*Records for processing*:
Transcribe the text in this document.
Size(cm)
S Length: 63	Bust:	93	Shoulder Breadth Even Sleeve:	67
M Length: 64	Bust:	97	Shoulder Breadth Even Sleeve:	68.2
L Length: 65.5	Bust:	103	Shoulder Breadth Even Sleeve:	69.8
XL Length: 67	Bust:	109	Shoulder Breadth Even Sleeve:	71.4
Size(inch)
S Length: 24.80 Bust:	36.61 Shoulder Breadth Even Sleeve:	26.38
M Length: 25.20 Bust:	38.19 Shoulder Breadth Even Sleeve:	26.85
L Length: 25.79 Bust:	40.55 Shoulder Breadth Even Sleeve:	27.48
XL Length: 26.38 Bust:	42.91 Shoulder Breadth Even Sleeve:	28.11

*The request*:
Print out all the entries precisely as written.

*Result*:
Transcribe the text in this document.
Size(cm)
S Length: 63	Bust:	93	Shoulder Breadth Even Sleeve:	67
M Length: 64	Bust:	97	Shoulder Breadth Even Sleeve:	68.2
L Length: 65.5	Bust:	103	Shoulder Breadth Even Sleeve:	69.8
XL Length: 67	Bust:	109	Shoulder Breadth Even Sleeve:	71.4
Size(inch)
S Length: 24.80 Bust:	36.61 Shoulder Breadth Even Sleeve:	26.38
M Length: 25.20 Bust:	38.19 Shoulder Breadth Even Sleeve:	26.85
L Length: 25.79 Bust:	40.55 Shoulder Breadth Even Sleeve:	27.48
XL Length: 26.38 Bust:	42.91 Shoulder Breadth Even Sleeve:	28.11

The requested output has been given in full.